→ **The request**
Identify the lines that contain the word "dochody", then copy them.

(Some records)

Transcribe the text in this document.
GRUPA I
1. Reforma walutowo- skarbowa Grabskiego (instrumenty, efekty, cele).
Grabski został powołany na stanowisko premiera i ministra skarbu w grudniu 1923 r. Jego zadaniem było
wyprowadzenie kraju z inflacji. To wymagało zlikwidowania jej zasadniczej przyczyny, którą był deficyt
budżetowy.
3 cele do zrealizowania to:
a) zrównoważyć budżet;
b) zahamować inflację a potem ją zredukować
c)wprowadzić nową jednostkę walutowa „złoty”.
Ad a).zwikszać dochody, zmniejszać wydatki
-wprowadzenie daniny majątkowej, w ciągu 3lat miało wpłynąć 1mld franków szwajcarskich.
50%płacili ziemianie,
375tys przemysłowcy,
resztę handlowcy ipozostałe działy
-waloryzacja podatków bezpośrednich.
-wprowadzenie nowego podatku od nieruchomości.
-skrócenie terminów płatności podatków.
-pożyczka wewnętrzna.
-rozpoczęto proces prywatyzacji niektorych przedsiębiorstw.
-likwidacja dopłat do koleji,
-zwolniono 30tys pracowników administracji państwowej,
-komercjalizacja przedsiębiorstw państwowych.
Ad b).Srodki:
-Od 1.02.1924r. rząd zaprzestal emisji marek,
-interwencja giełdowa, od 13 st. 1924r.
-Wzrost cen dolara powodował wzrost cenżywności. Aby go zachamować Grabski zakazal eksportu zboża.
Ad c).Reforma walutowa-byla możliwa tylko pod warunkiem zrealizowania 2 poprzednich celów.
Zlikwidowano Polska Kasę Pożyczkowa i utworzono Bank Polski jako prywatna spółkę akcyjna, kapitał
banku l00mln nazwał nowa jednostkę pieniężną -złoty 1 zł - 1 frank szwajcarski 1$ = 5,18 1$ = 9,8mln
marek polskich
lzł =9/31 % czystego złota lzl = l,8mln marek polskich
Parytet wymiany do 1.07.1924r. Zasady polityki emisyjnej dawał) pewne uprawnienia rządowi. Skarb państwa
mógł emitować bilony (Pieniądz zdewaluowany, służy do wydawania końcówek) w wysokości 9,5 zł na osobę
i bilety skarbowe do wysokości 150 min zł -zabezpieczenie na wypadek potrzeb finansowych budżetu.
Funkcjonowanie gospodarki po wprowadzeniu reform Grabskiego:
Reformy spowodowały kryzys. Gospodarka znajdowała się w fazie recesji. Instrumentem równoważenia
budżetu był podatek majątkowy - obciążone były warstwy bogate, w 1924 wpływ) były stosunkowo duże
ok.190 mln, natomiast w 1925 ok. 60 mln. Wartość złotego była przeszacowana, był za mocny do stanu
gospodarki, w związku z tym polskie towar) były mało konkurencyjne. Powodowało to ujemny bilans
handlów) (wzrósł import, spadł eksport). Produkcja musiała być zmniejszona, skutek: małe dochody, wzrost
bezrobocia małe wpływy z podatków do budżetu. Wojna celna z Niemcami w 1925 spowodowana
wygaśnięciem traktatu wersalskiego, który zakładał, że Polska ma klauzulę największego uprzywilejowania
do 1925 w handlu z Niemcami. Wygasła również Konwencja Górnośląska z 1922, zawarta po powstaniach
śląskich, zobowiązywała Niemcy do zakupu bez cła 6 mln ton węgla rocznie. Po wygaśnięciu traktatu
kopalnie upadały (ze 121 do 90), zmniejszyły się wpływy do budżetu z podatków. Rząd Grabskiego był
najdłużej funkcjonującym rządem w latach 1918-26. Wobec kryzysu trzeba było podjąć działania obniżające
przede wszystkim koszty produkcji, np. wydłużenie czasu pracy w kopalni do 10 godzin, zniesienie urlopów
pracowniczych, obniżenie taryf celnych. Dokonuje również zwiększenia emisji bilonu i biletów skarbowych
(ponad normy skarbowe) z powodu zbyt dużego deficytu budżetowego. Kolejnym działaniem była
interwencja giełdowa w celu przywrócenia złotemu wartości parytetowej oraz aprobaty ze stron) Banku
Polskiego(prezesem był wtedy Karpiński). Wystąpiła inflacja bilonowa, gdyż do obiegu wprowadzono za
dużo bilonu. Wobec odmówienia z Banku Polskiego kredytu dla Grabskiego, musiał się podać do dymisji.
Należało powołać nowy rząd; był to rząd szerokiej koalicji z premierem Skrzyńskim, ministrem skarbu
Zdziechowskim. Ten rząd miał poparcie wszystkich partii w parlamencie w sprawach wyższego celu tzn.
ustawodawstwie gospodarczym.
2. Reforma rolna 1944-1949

→ **Written reply**
Ad a).zwikszać dochody, zmniejszać wydatki
handlów) (wzrósł import, spadł eksport). Produkcja musiała być zmniejszona, skutek: małe dochody, wzrost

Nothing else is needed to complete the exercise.